Comment fonctionne la biodynamie sur la vigne ?
La viticulture biodynamique consiste donc à connecter la vigne à son environnement. L’ajout d’herbicides chimiques est interdit. L’herbe autour des pieds de vignes n’est pas coupée. Les vignes sont installées à côté d’autres cultures, et des ruches sont placées à proximité, etc.
Les engrais et autres intrants chimiques sont mis de côté en viticulture biodynamique. Les outils et alliés du vigneron sont donc des préparats naturels, dont les plus répandus sont l’utilisation d’excréments d’animaux, de cornes de vaches ou du quartz.
Le préparat à base de bouse de vache, insérée dans une corne est donc le plus connu. C’est une préparation obtenue par la fermentation de bouse de vache, préalablement insérée dans une corne, et enterrée durant l’hiver. Une fois le printemps arrivé, cette bouse sera dynamisée avec de l’eau et pulvérisée sur les sols pour les fertiliser.
Le suivi du calendrier lunaire, quant à lui, est une façon de maximiser l’efficacité des intrants naturels, dispersés sur la vigne ou les sols.
La culture du vin en biodynamie est plus un ensemble de concepts fondamentaux qu’un ensemble de règles. La plupart des vignerons testent durant plusieurs années des approches. Et finissent par choisir celles qui s’adaptent le plus à leurs terroirs.
La biodynamie consiste donc à dynamiser les échanges entre la vigne et son environnement. Il s’agit aussi de stimuler les capacités de défense de la plante, donc de la vigne, pour éviter d’y ajouter des intrants. Au lieu de soigner la vigne, on la rend plus forte et le rôle du vigneron est d’éviter les déséquilibres.
Les certifications
Certains labels mettent en avant les efforts de travail du vigneron fonctionnant en biodynamie. Le plus connu est le label Demeter. Il faut pour cela suivre le cahier des charges du label de façon minutieuse pour recevoir le précieux sésame. Ce label est présent dans 53 pays. Il assure aux consommateurs que tous les vignerons ayant appliqué ce label sur leurs bouteilles suivent à la lettre leurs méthodes et le cahier des charges.
Biodyvin ou Nature & Progrès sont aussi d’autres labels, moins connus.

[LIGNES DE DONNÉES]:
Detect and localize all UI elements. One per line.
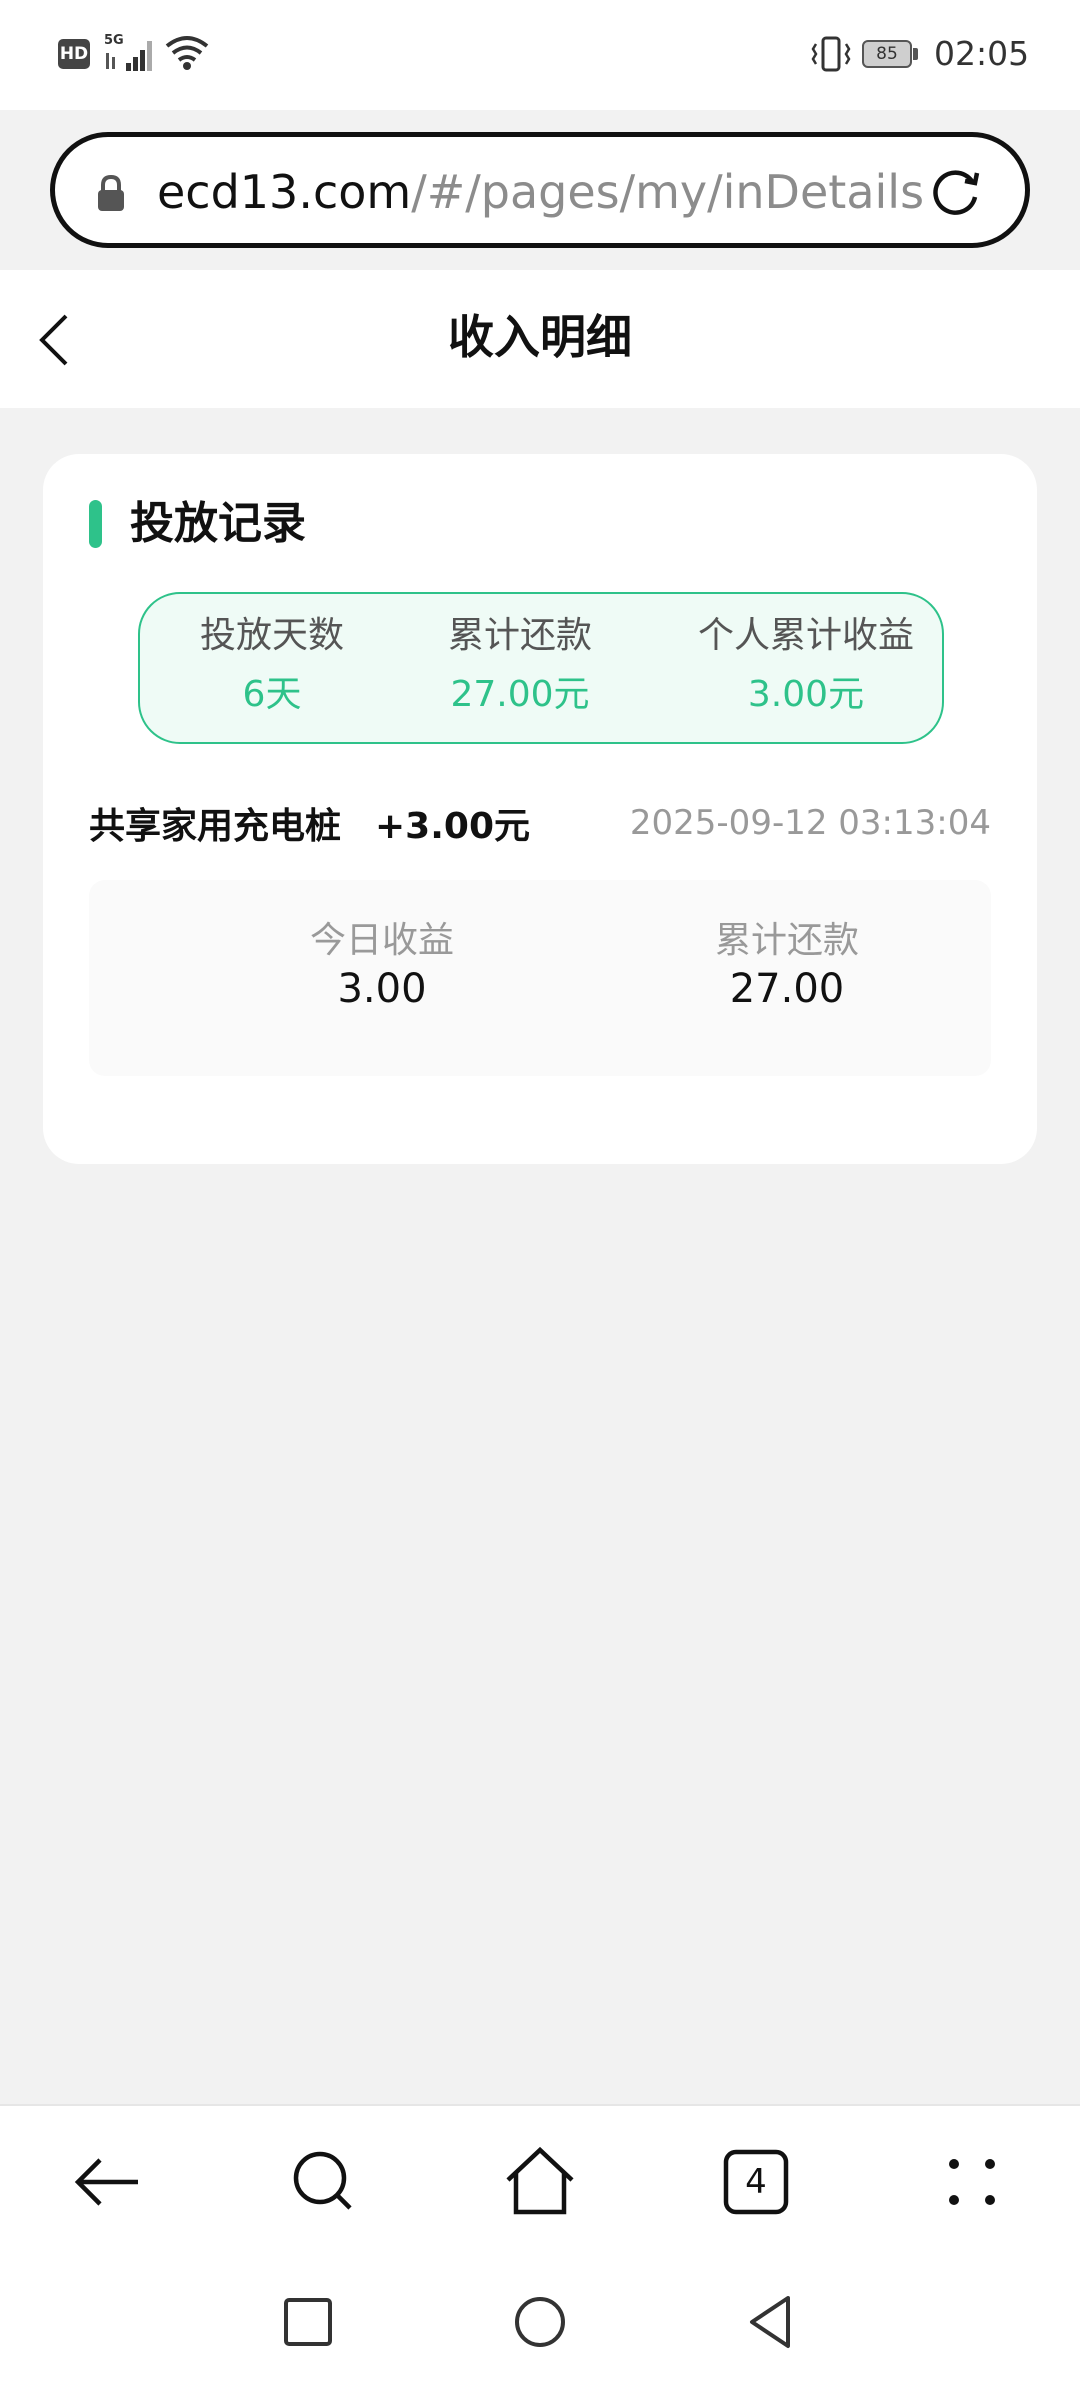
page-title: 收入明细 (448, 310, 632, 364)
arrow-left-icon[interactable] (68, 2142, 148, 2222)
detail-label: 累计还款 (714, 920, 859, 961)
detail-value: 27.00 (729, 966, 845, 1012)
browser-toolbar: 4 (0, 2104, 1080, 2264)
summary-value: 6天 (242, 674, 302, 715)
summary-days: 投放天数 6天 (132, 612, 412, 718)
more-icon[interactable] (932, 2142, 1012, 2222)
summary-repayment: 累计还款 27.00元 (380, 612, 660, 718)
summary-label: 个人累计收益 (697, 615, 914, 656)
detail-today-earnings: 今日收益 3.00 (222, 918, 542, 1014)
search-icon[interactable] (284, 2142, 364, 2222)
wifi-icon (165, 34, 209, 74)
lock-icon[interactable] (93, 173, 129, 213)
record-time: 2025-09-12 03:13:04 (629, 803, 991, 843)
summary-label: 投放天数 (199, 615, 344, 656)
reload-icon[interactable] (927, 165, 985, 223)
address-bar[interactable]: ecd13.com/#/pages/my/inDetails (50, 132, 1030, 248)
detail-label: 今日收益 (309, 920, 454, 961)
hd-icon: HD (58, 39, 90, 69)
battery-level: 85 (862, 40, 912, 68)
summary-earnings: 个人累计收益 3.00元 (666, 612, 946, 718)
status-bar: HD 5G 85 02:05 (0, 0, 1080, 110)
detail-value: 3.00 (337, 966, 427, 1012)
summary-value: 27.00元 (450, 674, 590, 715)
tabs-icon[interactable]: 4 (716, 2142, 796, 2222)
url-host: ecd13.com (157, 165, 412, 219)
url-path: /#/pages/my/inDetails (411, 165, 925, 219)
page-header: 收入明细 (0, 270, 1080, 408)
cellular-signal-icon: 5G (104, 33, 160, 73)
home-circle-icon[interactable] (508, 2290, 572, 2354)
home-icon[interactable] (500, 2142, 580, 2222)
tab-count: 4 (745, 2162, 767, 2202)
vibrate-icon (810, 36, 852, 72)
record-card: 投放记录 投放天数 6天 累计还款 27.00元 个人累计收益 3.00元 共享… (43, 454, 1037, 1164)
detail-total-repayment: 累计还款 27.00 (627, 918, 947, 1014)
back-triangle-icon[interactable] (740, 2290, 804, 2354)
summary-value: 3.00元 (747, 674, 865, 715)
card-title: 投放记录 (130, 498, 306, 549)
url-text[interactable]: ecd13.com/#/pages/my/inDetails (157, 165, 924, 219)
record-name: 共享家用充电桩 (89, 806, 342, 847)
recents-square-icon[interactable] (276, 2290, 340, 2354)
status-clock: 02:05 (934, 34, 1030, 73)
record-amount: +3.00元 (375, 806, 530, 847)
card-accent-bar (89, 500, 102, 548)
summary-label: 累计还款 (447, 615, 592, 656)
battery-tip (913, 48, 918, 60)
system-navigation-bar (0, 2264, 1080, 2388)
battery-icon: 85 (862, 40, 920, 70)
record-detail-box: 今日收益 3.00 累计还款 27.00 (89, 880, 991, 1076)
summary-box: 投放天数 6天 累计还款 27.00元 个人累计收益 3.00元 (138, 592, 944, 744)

* * *

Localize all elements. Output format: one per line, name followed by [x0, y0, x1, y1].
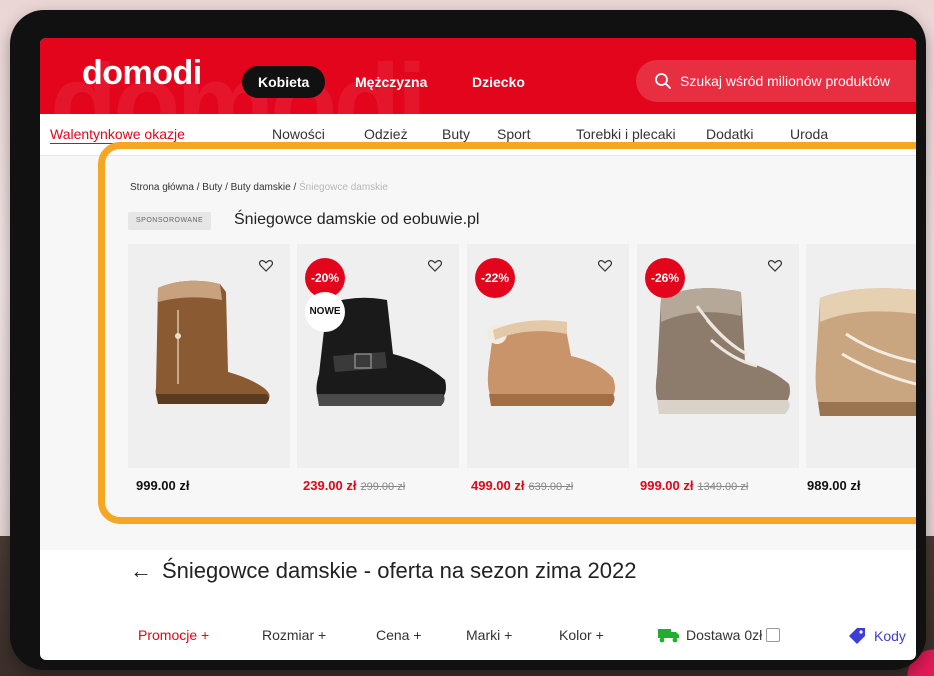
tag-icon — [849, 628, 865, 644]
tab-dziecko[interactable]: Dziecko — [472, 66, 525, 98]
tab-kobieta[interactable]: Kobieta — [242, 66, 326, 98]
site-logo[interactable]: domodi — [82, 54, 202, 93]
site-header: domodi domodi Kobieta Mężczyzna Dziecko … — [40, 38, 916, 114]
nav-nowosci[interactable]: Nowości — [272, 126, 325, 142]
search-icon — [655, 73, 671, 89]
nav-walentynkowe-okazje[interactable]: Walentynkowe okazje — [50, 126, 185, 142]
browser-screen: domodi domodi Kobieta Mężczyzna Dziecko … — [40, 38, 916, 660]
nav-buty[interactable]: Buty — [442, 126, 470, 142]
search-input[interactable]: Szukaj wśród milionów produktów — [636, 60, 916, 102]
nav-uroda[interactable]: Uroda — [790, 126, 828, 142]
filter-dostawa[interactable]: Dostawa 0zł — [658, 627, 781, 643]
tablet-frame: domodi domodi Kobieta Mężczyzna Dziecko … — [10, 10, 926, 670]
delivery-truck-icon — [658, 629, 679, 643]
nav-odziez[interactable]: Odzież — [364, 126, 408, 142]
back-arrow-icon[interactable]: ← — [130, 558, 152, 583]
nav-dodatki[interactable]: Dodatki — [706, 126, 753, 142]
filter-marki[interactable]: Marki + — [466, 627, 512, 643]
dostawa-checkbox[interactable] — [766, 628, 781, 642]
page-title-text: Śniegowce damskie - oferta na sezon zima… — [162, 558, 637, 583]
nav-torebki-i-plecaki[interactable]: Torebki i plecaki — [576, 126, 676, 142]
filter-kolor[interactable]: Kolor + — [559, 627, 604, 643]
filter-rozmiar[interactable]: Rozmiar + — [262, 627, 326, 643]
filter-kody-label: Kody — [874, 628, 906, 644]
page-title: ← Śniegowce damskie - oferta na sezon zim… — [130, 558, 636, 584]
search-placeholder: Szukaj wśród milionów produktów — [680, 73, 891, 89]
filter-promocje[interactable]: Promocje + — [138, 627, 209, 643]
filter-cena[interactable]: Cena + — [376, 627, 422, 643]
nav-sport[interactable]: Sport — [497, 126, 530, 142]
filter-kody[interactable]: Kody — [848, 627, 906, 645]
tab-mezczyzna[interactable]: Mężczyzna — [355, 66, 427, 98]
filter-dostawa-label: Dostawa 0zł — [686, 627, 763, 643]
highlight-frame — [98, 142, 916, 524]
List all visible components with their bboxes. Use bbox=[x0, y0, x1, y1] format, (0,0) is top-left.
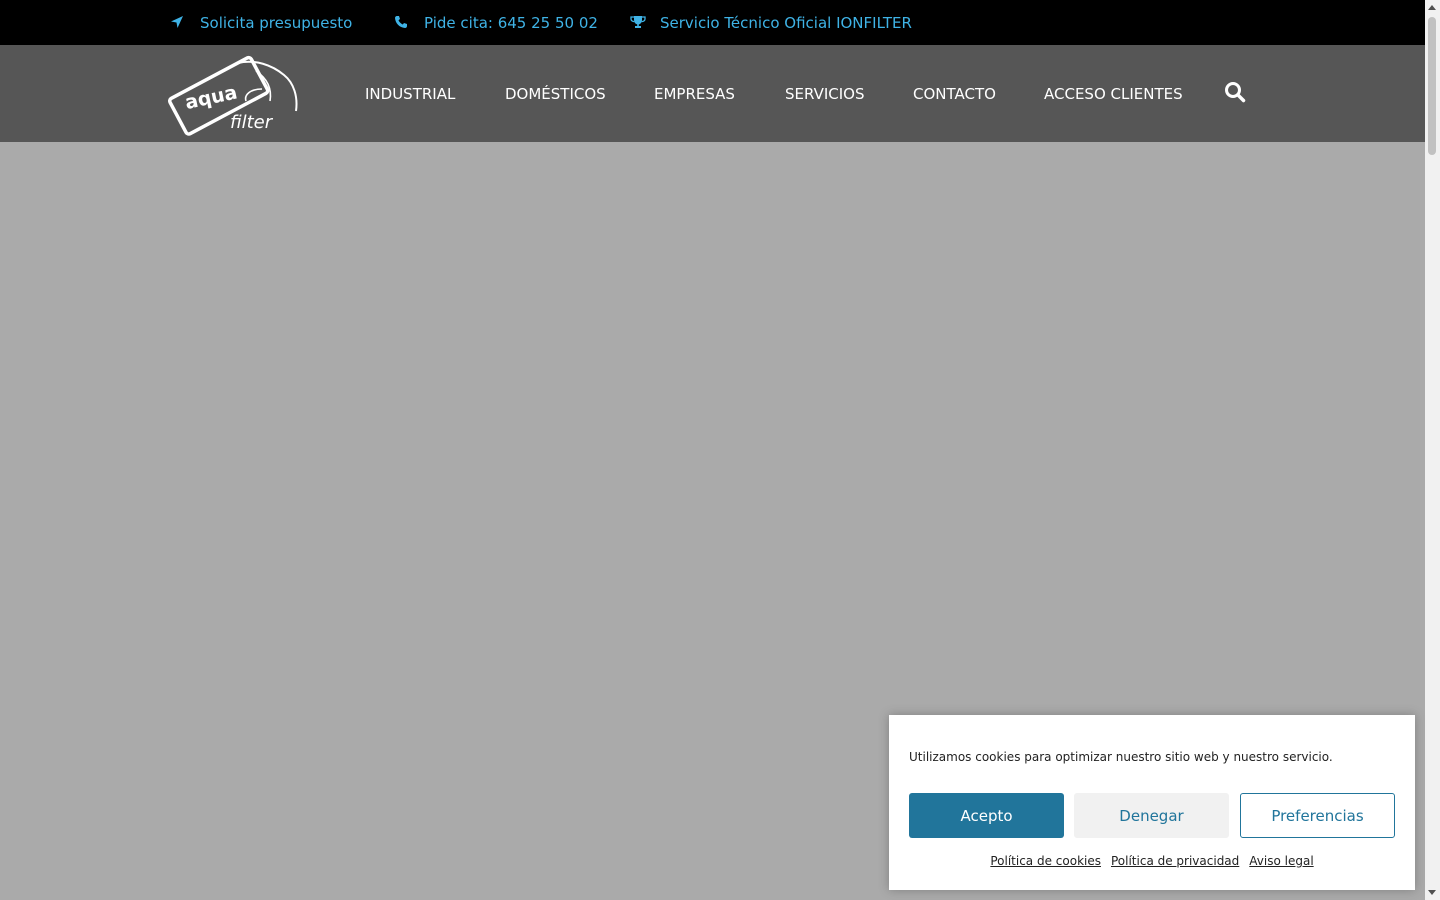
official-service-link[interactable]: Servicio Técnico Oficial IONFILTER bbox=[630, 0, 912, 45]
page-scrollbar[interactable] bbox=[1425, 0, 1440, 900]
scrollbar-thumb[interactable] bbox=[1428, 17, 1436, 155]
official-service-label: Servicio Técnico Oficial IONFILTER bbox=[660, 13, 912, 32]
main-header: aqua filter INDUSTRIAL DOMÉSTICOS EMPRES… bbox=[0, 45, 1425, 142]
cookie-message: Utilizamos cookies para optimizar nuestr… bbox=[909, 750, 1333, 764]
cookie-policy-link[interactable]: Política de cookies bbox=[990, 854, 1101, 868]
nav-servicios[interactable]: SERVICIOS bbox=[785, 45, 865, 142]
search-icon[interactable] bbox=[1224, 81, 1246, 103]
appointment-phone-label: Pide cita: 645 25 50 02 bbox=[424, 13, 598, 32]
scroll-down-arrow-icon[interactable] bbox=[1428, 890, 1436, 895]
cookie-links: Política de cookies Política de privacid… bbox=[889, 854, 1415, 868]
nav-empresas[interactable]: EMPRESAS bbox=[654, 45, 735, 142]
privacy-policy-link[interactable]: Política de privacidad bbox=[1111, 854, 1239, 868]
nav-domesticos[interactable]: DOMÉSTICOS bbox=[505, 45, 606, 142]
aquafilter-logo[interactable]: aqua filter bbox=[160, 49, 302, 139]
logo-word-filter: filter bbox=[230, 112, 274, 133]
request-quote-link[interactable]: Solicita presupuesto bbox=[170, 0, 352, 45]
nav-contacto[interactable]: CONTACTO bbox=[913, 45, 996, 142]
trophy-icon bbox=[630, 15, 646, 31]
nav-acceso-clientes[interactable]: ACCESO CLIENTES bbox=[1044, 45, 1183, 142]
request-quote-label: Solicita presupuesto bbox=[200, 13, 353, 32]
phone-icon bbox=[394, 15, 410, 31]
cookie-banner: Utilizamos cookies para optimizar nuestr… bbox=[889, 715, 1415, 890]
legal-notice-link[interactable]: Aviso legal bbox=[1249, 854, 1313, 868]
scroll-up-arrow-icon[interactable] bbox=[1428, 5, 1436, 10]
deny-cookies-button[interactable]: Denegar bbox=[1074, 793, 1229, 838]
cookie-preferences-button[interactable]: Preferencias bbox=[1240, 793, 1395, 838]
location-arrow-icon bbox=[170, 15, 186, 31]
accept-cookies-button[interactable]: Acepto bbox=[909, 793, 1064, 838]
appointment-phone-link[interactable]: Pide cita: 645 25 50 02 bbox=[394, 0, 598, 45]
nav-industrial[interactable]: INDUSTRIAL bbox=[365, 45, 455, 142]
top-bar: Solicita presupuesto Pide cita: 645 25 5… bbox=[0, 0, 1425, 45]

[EXERCICES]:
#1 D'après le texte sur la viticulture biodynamique, dans combien de pays le label Demeter est-il présent ?
#2 Recopiez mot pour mot le passage du texte sur la viticulture biodynamique qui va de « La viticulture biodynamique » jusqu'à « pour les fertiliser. ».

[CORRIGÉS]:
#1 Dans 53 pays.

#2
La viticulture biodynamique consiste donc à connecter la vigne à son environnement. L’ajout d’herbicides chimiques est interdit. L’herbe autour des pieds de vignes n’est pas coupée. Les vignes sont installées à côté d’autres cultures, et des ruches sont placées à proximité, etc.
Les engrais et autres intrants chimiques sont mis de côté en viticulture biodynamique. Les outils et alliés du vigneron sont donc des préparats naturels, dont les plus répandus sont l’utilisation d’excréments d’animaux, de cornes de vaches ou du quartz.
Le préparat à base de bouse de vache, insérée dans une corne est donc le plus connu. C’est une préparation obtenue par la fermentation de bouse de vache, préalablement insérée dans une corne, et enterrée durant l’hiver. Une fois le printemps arrivé, cette bouse sera dynamisée avec de l’eau et pulvérisée sur les sols pour les fertiliser.